╭─ DATA FOR PROCESSING

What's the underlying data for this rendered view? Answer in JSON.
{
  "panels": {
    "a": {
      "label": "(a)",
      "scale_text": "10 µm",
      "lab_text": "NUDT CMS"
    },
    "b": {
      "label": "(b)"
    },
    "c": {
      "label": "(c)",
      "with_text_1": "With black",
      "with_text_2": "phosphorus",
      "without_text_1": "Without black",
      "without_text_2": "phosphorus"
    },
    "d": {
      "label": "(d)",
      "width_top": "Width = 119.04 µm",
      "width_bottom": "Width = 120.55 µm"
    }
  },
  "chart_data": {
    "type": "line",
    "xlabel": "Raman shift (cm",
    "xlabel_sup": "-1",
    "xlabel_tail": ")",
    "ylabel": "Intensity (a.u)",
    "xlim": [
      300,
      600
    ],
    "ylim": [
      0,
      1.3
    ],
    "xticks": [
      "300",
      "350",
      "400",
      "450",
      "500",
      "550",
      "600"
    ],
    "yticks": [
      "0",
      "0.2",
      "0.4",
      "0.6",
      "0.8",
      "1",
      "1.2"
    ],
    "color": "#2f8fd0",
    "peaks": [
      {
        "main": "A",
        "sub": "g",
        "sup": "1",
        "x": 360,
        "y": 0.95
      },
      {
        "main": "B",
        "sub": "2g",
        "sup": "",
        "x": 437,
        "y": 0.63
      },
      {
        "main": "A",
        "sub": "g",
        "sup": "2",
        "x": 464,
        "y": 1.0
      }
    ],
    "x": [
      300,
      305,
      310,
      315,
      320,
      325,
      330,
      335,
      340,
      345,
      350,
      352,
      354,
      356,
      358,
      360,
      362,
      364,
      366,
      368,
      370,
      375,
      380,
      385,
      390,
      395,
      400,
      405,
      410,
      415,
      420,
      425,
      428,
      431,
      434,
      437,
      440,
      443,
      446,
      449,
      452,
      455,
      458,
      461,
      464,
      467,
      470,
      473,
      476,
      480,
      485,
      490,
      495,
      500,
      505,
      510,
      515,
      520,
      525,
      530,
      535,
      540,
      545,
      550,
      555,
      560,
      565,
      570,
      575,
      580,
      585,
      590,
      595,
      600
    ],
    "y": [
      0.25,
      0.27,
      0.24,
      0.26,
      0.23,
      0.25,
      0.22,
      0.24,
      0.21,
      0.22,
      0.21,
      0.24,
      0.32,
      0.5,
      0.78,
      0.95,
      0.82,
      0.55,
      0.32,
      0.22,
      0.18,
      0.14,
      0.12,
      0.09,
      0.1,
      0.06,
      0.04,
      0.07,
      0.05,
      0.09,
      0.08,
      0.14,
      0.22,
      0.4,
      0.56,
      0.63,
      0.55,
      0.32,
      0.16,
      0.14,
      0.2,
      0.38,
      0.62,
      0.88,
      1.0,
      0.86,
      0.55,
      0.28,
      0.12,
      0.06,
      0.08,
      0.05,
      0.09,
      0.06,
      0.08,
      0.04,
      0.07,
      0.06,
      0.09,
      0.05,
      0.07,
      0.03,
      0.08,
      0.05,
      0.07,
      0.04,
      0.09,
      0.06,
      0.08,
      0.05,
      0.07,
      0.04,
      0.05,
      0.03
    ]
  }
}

╰─

**YOUR INSTRUCTIONS**
Every entry above needs to be quoted exactly.

**TASK ANSWER**
What's the underlying data for this rendered view? Answer in JSON.
{
  "panels": {
    "a": {
      "label": "(a)",
      "scale_text": "10 µm",
      "lab_text": "NUDT CMS"
    },
    "b": {
      "label": "(b)"
    },
    "c": {
      "label": "(c)",
      "with_text_1": "With black",
      "with_text_2": "phosphorus",
      "without_text_1": "Without black",
      "without_text_2": "phosphorus"
    },
    "d": {
      "label": "(d)",
      "width_top": "Width = 119.04 µm",
      "width_bottom": "Width = 120.55 µm"
    }
  },
  "chart_data": {
    "type": "line",
    "xlabel": "Raman shift (cm",
    "xlabel_sup": "-1",
    "xlabel_tail": ")",
    "ylabel": "Intensity (a.u)",
    "xlim": [
      300,
      600
    ],
    "ylim": [
      0,
      1.3
    ],
    "xticks": [
      "300",
      "350",
      "400",
      "450",
      "500",
      "550",
      "600"
    ],
    "yticks": [
      "0",
      "0.2",
      "0.4",
      "0.6",
      "0.8",
      "1",
      "1.2"
    ],
    "color": "#2f8fd0",
    "peaks": [
      {
        "main": "A",
        "sub": "g",
        "sup": "1",
        "x": 360,
        "y": 0.95
      },
      {
        "main": "B",
        "sub": "2g",
        "sup": "",
        "x": 437,
        "y": 0.63
      },
      {
        "main": "A",
        "sub": "g",
        "sup": "2",
        "x": 464,
        "y": 1.0
      }
    ],
    "x": [
      300,
      305,
      310,
      315,
      320,
      325,
      330,
      335,
      340,
      345,
      350,
      352,
      354,
      356,
      358,
      360,
      362,
      364,
      366,
      368,
      370,
      375,
      380,
      385,
      390,
      395,
      400,
      405,
      410,
      415,
      420,
      425,
      428,
      431,
      434,
      437,
      440,
      443,
      446,
      449,
      452,
      455,
      458,
      461,
      464,
      467,
      470,
      473,
      476,
      480,
      485,
      490,
      495,
      500,
      505,
      510,
      515,
      520,
      525,
      530,
      535,
      540,
      545,
      550,
      555,
      560,
      565,
      570,
      575,
      580,
      585,
      590,
      595,
      600
    ],
    "y": [
      0.25,
      0.27,
      0.24,
      0.26,
      0.23,
      0.25,
      0.22,
      0.24,
      0.21,
      0.22,
      0.21,
      0.24,
      0.32,
      0.5,
      0.78,
      0.95,
      0.82,
      0.55,
      0.32,
      0.22,
      0.18,
      0.14,
      0.12,
      0.09,
      0.1,
      0.06,
      0.04,
      0.07,
      0.05,
      0.09,
      0.08,
      0.14,
      0.22,
      0.4,
      0.56,
      0.63,
      0.55,
      0.32,
      0.16,
      0.14,
      0.2,
      0.38,
      0.62,
      0.88,
      1.0,
      0.86,
      0.55,
      0.28,
      0.12,
      0.06,
      0.08,
      0.05,
      0.09,
      0.06,
      0.08,
      0.04,
      0.07,
      0.06,
      0.09,
      0.05,
      0.07,
      0.03,
      0.08,
      0.05,
      0.07,
      0.04,
      0.09,
      0.06,
      0.08,
      0.05,
      0.07,
      0.04,
      0.05,
      0.03
    ]
  }
}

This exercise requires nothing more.